Task:
Copy out the material below in full, but not its images.

Start Dataset entries

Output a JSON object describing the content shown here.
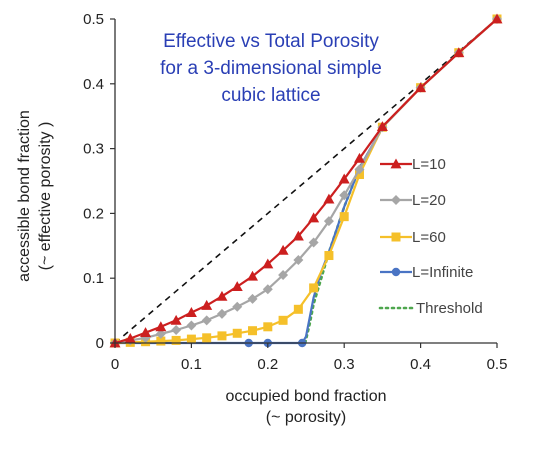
{
  "chart_data": {
    "type": "line",
    "title": [
      "Effective vs Total Porosity",
      "for a 3-dimensional simple",
      "cubic lattice"
    ],
    "xlabel": [
      "occupied bond fraction",
      "(~ porosity)"
    ],
    "ylabel": [
      "accessible bond fraction",
      "(~ effective porosity )"
    ],
    "xlim": [
      0,
      0.5
    ],
    "ylim": [
      0,
      0.5
    ],
    "xticks": [
      "0",
      "0.1",
      "0.2",
      "0.3",
      "0.4",
      "0.5"
    ],
    "yticks": [
      "0",
      "0.1",
      "0.2",
      "0.3",
      "0.4",
      "0.5"
    ],
    "grid": false,
    "legend_position": "right",
    "reference_line": {
      "style": "dashed",
      "color": "#111111",
      "points": [
        [
          0,
          0
        ],
        [
          0.5,
          0.5
        ]
      ]
    },
    "series": [
      {
        "name": "L=10",
        "color": "#cc1f1f",
        "marker": "triangle",
        "style": "solid",
        "points": [
          [
            0,
            0
          ],
          [
            0.02,
            0.007
          ],
          [
            0.04,
            0.016
          ],
          [
            0.06,
            0.025
          ],
          [
            0.08,
            0.035
          ],
          [
            0.1,
            0.047
          ],
          [
            0.12,
            0.058
          ],
          [
            0.14,
            0.072
          ],
          [
            0.16,
            0.087
          ],
          [
            0.18,
            0.103
          ],
          [
            0.2,
            0.122
          ],
          [
            0.22,
            0.143
          ],
          [
            0.24,
            0.165
          ],
          [
            0.26,
            0.193
          ],
          [
            0.28,
            0.222
          ],
          [
            0.3,
            0.253
          ],
          [
            0.32,
            0.285
          ],
          [
            0.35,
            0.334
          ],
          [
            0.4,
            0.394
          ],
          [
            0.45,
            0.448
          ],
          [
            0.5,
            0.5
          ]
        ]
      },
      {
        "name": "L=20",
        "color": "#a6a6a6",
        "marker": "diamond",
        "style": "solid",
        "points": [
          [
            0,
            0
          ],
          [
            0.02,
            0.004
          ],
          [
            0.04,
            0.008
          ],
          [
            0.06,
            0.014
          ],
          [
            0.08,
            0.02
          ],
          [
            0.1,
            0.027
          ],
          [
            0.12,
            0.035
          ],
          [
            0.14,
            0.045
          ],
          [
            0.16,
            0.056
          ],
          [
            0.18,
            0.068
          ],
          [
            0.2,
            0.083
          ],
          [
            0.22,
            0.105
          ],
          [
            0.24,
            0.128
          ],
          [
            0.26,
            0.155
          ],
          [
            0.28,
            0.188
          ],
          [
            0.3,
            0.228
          ],
          [
            0.32,
            0.268
          ],
          [
            0.35,
            0.333
          ],
          [
            0.4,
            0.394
          ],
          [
            0.45,
            0.448
          ],
          [
            0.5,
            0.5
          ]
        ]
      },
      {
        "name": "L=60",
        "color": "#f5c02a",
        "marker": "square",
        "style": "solid",
        "points": [
          [
            0,
            0
          ],
          [
            0.02,
            0.001
          ],
          [
            0.04,
            0.002
          ],
          [
            0.06,
            0.003
          ],
          [
            0.08,
            0.004
          ],
          [
            0.1,
            0.006
          ],
          [
            0.12,
            0.008
          ],
          [
            0.14,
            0.011
          ],
          [
            0.16,
            0.015
          ],
          [
            0.18,
            0.019
          ],
          [
            0.2,
            0.025
          ],
          [
            0.22,
            0.035
          ],
          [
            0.24,
            0.052
          ],
          [
            0.26,
            0.085
          ],
          [
            0.28,
            0.135
          ],
          [
            0.3,
            0.195
          ],
          [
            0.32,
            0.26
          ],
          [
            0.35,
            0.333
          ],
          [
            0.4,
            0.394
          ],
          [
            0.45,
            0.448
          ],
          [
            0.5,
            0.5
          ]
        ]
      },
      {
        "name": "L=Infinite",
        "color": "#4a74c4",
        "marker": "circle",
        "style": "solid",
        "points": [
          [
            0,
            0
          ],
          [
            0.05,
            0
          ],
          [
            0.1,
            0
          ],
          [
            0.15,
            0
          ],
          [
            0.175,
            0
          ],
          [
            0.2,
            0
          ],
          [
            0.245,
            0
          ],
          [
            0.25,
            0.01
          ],
          [
            0.255,
            0.04
          ],
          [
            0.26,
            0.07
          ],
          [
            0.27,
            0.11
          ],
          [
            0.28,
            0.14
          ],
          [
            0.3,
            0.21
          ],
          [
            0.32,
            0.27
          ],
          [
            0.35,
            0.333
          ],
          [
            0.4,
            0.394
          ],
          [
            0.45,
            0.448
          ],
          [
            0.5,
            0.5
          ]
        ],
        "marked_points": [
          [
            0,
            0
          ],
          [
            0.175,
            0
          ],
          [
            0.2,
            0
          ],
          [
            0.245,
            0
          ],
          [
            0.35,
            0.333
          ],
          [
            0.4,
            0.394
          ],
          [
            0.45,
            0.448
          ],
          [
            0.5,
            0.5
          ]
        ]
      },
      {
        "name": "Threshold",
        "color": "#4ea64e",
        "marker": "none",
        "style": "dotted",
        "points": [
          [
            0.249,
            0
          ],
          [
            0.255,
            0.03
          ],
          [
            0.26,
            0.06
          ],
          [
            0.27,
            0.1
          ],
          [
            0.28,
            0.14
          ],
          [
            0.29,
            0.175
          ],
          [
            0.3,
            0.21
          ],
          [
            0.31,
            0.24
          ],
          [
            0.32,
            0.27
          ],
          [
            0.33,
            0.29
          ],
          [
            0.34,
            0.31
          ],
          [
            0.35,
            0.333
          ]
        ]
      }
    ]
  }
}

End Dataset entries

Reply to the exercise:
Output a JSON object describing the content shown here.
{
  "chart_data": {
    "type": "line",
    "title": [
      "Effective vs Total Porosity",
      "for a 3-dimensional simple",
      "cubic lattice"
    ],
    "xlabel": [
      "occupied bond fraction",
      "(~ porosity)"
    ],
    "ylabel": [
      "accessible bond fraction",
      "(~ effective porosity )"
    ],
    "xlim": [
      0,
      0.5
    ],
    "ylim": [
      0,
      0.5
    ],
    "xticks": [
      "0",
      "0.1",
      "0.2",
      "0.3",
      "0.4",
      "0.5"
    ],
    "yticks": [
      "0",
      "0.1",
      "0.2",
      "0.3",
      "0.4",
      "0.5"
    ],
    "grid": false,
    "legend_position": "right",
    "reference_line": {
      "style": "dashed",
      "color": "#111111",
      "points": [
        [
          0,
          0
        ],
        [
          0.5,
          0.5
        ]
      ]
    },
    "series": [
      {
        "name": "L=10",
        "color": "#cc1f1f",
        "marker": "triangle",
        "style": "solid",
        "points": [
          [
            0,
            0
          ],
          [
            0.02,
            0.007
          ],
          [
            0.04,
            0.016
          ],
          [
            0.06,
            0.025
          ],
          [
            0.08,
            0.035
          ],
          [
            0.1,
            0.047
          ],
          [
            0.12,
            0.058
          ],
          [
            0.14,
            0.072
          ],
          [
            0.16,
            0.087
          ],
          [
            0.18,
            0.103
          ],
          [
            0.2,
            0.122
          ],
          [
            0.22,
            0.143
          ],
          [
            0.24,
            0.165
          ],
          [
            0.26,
            0.193
          ],
          [
            0.28,
            0.222
          ],
          [
            0.3,
            0.253
          ],
          [
            0.32,
            0.285
          ],
          [
            0.35,
            0.334
          ],
          [
            0.4,
            0.394
          ],
          [
            0.45,
            0.448
          ],
          [
            0.5,
            0.5
          ]
        ]
      },
      {
        "name": "L=20",
        "color": "#a6a6a6",
        "marker": "diamond",
        "style": "solid",
        "points": [
          [
            0,
            0
          ],
          [
            0.02,
            0.004
          ],
          [
            0.04,
            0.008
          ],
          [
            0.06,
            0.014
          ],
          [
            0.08,
            0.02
          ],
          [
            0.1,
            0.027
          ],
          [
            0.12,
            0.035
          ],
          [
            0.14,
            0.045
          ],
          [
            0.16,
            0.056
          ],
          [
            0.18,
            0.068
          ],
          [
            0.2,
            0.083
          ],
          [
            0.22,
            0.105
          ],
          [
            0.24,
            0.128
          ],
          [
            0.26,
            0.155
          ],
          [
            0.28,
            0.188
          ],
          [
            0.3,
            0.228
          ],
          [
            0.32,
            0.268
          ],
          [
            0.35,
            0.333
          ],
          [
            0.4,
            0.394
          ],
          [
            0.45,
            0.448
          ],
          [
            0.5,
            0.5
          ]
        ]
      },
      {
        "name": "L=60",
        "color": "#f5c02a",
        "marker": "square",
        "style": "solid",
        "points": [
          [
            0,
            0
          ],
          [
            0.02,
            0.001
          ],
          [
            0.04,
            0.002
          ],
          [
            0.06,
            0.003
          ],
          [
            0.08,
            0.004
          ],
          [
            0.1,
            0.006
          ],
          [
            0.12,
            0.008
          ],
          [
            0.14,
            0.011
          ],
          [
            0.16,
            0.015
          ],
          [
            0.18,
            0.019
          ],
          [
            0.2,
            0.025
          ],
          [
            0.22,
            0.035
          ],
          [
            0.24,
            0.052
          ],
          [
            0.26,
            0.085
          ],
          [
            0.28,
            0.135
          ],
          [
            0.3,
            0.195
          ],
          [
            0.32,
            0.26
          ],
          [
            0.35,
            0.333
          ],
          [
            0.4,
            0.394
          ],
          [
            0.45,
            0.448
          ],
          [
            0.5,
            0.5
          ]
        ]
      },
      {
        "name": "L=Infinite",
        "color": "#4a74c4",
        "marker": "circle",
        "style": "solid",
        "points": [
          [
            0,
            0
          ],
          [
            0.05,
            0
          ],
          [
            0.1,
            0
          ],
          [
            0.15,
            0
          ],
          [
            0.175,
            0
          ],
          [
            0.2,
            0
          ],
          [
            0.245,
            0
          ],
          [
            0.25,
            0.01
          ],
          [
            0.255,
            0.04
          ],
          [
            0.26,
            0.07
          ],
          [
            0.27,
            0.11
          ],
          [
            0.28,
            0.14
          ],
          [
            0.3,
            0.21
          ],
          [
            0.32,
            0.27
          ],
          [
            0.35,
            0.333
          ],
          [
            0.4,
            0.394
          ],
          [
            0.45,
            0.448
          ],
          [
            0.5,
            0.5
          ]
        ],
        "marked_points": [
          [
            0,
            0
          ],
          [
            0.175,
            0
          ],
          [
            0.2,
            0
          ],
          [
            0.245,
            0
          ],
          [
            0.35,
            0.333
          ],
          [
            0.4,
            0.394
          ],
          [
            0.45,
            0.448
          ],
          [
            0.5,
            0.5
          ]
        ]
      },
      {
        "name": "Threshold",
        "color": "#4ea64e",
        "marker": "none",
        "style": "dotted",
        "points": [
          [
            0.249,
            0
          ],
          [
            0.255,
            0.03
          ],
          [
            0.26,
            0.06
          ],
          [
            0.27,
            0.1
          ],
          [
            0.28,
            0.14
          ],
          [
            0.29,
            0.175
          ],
          [
            0.3,
            0.21
          ],
          [
            0.31,
            0.24
          ],
          [
            0.32,
            0.27
          ],
          [
            0.33,
            0.29
          ],
          [
            0.34,
            0.31
          ],
          [
            0.35,
            0.333
          ]
        ]
      }
    ]
  }
}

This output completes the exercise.